Sunday, November 04, 2007 Luab: Prayer power By Evelyn R. Luab Light Sunday
Oct. 26 is the day that will remain etched in my memory.
“Estrada pardoned!” Thus the headlines read. Then we were given a lollipop (or was it a baby pacifier?) that the court ruling forfeiting Estrada’s villa and some bank accounts will remain in effect! That day drove my hopes to the doldrums and
I asked myself, “How low have we sunk?”
Today we find ourselves exactly in the same mess (or worst) as when Erap had to leave Malacanang back then! Did any of us during that time even dream that today we would hear the same cries of graft and corruption?
Impeachment threats, impending coups and bombings that take innocent lives? On top of that we are made to believe that pardoning the highest leader of the land, found guilty of a crime, is the best thing that can even happen in the Philippines to prove that forgiveness and reconciliation is the humane way to follow? What about justice? The irony of it is that Erap was pardoned for a crime he says he never committed!

=== Aim of the exercise ===
Answer these from the column on the Estrada pardon:
(a) Which date does the writer say will remain etched in memory?
(b) What did the headlines read on that day?
(c) What does Erap say about the crime he was pardoned for?
The material that comes next has no connection to the column on the Estrada pardon.

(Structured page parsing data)
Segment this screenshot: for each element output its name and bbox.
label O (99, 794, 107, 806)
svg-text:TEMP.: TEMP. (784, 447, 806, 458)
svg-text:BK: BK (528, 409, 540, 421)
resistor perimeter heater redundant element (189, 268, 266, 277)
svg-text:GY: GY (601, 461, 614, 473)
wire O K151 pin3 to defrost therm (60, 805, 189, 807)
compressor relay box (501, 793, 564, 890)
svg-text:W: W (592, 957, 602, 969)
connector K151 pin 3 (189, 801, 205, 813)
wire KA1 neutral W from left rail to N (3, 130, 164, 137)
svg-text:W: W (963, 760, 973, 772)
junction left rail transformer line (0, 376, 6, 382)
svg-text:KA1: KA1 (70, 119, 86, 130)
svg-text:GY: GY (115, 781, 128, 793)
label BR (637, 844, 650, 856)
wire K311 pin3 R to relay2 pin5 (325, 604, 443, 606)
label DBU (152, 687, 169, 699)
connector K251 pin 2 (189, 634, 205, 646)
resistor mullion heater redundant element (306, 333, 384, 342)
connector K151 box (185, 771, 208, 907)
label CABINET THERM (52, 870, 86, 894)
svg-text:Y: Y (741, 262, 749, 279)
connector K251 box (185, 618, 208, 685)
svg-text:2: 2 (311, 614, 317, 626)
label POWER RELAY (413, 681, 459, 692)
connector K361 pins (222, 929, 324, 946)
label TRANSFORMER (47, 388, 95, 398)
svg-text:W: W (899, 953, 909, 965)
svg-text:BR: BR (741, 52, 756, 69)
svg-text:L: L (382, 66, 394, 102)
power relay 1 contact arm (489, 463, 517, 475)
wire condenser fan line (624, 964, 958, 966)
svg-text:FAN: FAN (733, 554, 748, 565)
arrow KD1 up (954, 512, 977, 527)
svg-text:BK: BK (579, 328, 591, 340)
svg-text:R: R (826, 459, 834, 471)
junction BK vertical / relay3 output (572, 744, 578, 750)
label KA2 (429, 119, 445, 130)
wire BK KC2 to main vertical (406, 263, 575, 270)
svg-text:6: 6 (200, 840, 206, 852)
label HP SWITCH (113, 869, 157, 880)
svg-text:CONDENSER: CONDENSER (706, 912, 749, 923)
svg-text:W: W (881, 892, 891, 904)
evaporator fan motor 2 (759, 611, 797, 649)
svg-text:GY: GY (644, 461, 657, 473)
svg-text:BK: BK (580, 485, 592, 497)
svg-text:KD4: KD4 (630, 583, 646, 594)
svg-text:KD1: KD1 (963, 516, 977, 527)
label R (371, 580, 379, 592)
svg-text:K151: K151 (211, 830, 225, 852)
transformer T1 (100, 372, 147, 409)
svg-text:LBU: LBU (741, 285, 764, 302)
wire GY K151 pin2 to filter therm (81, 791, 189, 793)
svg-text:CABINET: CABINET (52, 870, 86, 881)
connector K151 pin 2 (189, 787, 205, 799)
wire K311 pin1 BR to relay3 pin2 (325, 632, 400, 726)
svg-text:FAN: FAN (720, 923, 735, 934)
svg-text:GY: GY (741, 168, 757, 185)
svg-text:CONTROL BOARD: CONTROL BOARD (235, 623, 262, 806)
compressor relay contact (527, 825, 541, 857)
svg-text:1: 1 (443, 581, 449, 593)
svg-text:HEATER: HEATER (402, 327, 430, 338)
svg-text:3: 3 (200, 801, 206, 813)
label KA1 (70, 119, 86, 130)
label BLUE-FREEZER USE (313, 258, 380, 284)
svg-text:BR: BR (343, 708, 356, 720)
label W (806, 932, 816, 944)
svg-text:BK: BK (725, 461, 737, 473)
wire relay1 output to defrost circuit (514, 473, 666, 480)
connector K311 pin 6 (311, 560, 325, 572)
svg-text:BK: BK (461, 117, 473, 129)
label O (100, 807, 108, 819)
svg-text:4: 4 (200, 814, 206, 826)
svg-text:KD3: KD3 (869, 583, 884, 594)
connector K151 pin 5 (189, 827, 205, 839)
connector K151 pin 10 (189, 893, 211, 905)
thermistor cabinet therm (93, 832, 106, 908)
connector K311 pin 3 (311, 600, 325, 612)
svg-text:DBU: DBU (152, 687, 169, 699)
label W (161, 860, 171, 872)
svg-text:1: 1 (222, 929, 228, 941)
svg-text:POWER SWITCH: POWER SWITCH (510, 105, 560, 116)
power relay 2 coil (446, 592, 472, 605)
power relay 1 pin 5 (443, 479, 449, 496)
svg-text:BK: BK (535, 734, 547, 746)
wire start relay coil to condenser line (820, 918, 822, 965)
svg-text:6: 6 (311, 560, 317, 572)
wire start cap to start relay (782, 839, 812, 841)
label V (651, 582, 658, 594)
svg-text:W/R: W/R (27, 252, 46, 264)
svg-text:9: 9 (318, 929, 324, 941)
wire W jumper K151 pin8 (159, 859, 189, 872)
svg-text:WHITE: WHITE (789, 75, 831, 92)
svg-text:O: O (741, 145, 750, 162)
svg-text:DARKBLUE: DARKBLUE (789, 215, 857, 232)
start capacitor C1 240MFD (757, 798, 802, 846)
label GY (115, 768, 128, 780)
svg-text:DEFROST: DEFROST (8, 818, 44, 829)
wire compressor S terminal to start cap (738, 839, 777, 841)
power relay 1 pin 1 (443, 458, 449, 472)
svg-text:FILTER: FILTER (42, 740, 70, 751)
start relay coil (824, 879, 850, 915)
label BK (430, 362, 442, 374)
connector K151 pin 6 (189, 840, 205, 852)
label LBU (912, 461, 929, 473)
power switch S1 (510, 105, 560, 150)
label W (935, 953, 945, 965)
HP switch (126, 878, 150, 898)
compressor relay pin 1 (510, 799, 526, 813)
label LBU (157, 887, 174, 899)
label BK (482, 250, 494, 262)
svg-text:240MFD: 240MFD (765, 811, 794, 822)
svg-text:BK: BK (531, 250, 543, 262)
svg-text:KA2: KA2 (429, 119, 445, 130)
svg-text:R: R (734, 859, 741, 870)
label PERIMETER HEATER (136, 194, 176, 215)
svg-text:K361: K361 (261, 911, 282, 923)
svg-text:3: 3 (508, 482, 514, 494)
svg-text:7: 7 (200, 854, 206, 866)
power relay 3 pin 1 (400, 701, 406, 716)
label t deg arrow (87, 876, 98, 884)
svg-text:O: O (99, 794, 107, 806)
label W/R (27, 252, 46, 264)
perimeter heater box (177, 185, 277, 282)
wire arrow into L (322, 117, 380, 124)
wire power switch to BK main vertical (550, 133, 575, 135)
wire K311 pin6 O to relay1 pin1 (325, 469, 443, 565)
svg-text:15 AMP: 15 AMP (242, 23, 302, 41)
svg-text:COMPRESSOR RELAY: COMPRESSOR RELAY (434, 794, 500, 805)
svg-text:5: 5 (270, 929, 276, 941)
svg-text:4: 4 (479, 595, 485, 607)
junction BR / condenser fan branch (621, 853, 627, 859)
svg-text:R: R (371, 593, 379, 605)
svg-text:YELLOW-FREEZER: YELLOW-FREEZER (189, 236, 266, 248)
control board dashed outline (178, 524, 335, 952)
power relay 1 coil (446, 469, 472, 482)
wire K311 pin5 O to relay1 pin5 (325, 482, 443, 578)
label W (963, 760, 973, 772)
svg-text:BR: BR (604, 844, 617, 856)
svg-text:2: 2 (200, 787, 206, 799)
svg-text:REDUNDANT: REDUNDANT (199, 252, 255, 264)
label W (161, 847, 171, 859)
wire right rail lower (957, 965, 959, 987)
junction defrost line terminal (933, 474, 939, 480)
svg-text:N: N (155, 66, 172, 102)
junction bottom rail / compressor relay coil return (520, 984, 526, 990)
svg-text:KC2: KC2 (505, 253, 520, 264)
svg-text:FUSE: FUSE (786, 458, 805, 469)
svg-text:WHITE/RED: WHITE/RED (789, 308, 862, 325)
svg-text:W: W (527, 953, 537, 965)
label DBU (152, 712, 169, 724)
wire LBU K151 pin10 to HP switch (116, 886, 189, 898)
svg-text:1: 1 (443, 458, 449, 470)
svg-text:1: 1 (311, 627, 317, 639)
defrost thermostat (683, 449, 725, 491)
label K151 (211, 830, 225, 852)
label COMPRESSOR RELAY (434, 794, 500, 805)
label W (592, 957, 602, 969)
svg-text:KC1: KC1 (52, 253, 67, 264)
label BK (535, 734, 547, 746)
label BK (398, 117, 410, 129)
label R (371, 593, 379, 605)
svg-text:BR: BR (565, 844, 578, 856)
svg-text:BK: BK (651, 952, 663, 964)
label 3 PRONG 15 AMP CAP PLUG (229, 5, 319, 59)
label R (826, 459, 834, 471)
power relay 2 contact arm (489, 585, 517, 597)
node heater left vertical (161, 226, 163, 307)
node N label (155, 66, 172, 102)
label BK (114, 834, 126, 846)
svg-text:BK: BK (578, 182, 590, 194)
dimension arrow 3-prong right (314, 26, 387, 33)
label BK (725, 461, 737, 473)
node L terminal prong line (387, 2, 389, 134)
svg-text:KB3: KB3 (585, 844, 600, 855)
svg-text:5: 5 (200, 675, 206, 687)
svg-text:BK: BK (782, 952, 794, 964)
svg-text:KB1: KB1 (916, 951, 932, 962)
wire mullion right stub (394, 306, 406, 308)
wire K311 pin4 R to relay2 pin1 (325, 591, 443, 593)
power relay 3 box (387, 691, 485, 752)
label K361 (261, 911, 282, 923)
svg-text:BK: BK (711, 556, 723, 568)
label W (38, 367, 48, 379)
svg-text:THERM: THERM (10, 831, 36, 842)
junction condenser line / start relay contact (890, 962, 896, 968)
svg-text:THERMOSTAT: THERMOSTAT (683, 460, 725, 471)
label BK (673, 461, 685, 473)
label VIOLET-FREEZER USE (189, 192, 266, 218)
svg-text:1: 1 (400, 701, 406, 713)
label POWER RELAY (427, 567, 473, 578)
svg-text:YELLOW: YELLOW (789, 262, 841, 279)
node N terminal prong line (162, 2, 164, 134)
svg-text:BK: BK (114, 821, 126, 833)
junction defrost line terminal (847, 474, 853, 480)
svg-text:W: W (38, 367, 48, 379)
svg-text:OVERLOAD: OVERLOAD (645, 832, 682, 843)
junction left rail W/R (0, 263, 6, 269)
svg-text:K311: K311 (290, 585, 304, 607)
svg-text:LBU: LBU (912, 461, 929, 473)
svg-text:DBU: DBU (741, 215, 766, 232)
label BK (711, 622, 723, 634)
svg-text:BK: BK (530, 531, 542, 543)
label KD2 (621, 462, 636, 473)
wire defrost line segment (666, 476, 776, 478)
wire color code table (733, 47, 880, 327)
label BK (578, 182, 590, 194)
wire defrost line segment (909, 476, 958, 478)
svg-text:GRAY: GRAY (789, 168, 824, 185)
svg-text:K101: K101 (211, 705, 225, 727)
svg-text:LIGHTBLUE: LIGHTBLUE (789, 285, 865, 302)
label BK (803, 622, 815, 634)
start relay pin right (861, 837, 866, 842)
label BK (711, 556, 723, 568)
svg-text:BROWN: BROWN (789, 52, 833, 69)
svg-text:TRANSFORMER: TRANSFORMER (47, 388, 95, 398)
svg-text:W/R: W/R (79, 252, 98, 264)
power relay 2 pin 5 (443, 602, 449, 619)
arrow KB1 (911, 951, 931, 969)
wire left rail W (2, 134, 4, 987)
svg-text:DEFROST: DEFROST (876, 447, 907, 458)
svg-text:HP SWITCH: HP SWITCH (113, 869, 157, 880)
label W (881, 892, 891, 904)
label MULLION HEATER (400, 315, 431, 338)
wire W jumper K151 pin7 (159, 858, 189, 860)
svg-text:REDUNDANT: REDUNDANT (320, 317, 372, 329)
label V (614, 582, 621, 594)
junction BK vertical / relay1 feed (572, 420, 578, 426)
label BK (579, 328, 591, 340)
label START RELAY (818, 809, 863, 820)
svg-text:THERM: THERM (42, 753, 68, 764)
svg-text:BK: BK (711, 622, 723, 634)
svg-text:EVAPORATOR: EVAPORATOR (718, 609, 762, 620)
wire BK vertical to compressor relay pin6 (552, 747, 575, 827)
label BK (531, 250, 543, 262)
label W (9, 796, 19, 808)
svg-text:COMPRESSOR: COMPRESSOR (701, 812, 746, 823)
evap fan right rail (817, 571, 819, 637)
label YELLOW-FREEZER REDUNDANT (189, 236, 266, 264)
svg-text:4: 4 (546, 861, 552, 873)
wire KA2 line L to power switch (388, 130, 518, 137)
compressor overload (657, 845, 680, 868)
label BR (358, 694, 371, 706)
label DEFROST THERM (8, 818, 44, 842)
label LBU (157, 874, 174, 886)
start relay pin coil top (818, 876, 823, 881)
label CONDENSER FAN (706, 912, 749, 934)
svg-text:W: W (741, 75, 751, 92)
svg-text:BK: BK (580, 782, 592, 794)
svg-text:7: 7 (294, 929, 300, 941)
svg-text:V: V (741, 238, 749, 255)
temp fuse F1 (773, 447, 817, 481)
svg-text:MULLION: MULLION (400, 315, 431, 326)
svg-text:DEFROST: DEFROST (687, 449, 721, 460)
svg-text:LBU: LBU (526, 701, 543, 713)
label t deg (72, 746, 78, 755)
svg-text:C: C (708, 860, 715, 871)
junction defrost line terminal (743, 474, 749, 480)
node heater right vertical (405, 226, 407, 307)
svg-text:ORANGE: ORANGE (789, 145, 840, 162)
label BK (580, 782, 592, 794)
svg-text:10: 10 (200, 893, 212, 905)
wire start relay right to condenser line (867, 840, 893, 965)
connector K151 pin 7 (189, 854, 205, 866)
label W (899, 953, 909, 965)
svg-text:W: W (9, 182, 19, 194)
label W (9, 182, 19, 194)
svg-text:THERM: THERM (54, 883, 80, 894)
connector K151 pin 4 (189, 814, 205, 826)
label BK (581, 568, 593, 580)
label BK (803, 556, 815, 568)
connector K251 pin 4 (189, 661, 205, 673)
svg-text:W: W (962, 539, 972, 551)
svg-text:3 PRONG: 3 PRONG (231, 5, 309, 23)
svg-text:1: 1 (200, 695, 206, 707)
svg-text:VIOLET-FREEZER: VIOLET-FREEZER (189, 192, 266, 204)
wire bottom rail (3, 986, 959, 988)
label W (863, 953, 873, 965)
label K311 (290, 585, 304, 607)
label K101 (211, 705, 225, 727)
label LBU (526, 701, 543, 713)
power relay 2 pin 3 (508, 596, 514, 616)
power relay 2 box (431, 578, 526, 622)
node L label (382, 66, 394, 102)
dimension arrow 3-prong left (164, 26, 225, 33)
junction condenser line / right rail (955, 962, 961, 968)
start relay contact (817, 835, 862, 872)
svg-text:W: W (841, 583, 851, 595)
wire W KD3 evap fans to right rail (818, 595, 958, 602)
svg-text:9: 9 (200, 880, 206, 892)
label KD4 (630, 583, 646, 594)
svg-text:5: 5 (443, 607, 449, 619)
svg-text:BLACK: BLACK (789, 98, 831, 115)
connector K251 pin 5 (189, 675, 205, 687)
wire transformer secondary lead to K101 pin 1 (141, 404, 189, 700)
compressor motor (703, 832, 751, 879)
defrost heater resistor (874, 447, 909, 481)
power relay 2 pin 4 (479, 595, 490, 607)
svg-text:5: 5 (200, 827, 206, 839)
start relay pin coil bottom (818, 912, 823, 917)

=== Solution below ===
(a) Oct. 26
(b) "Estrada pardoned!"
(c) He says he never committed it.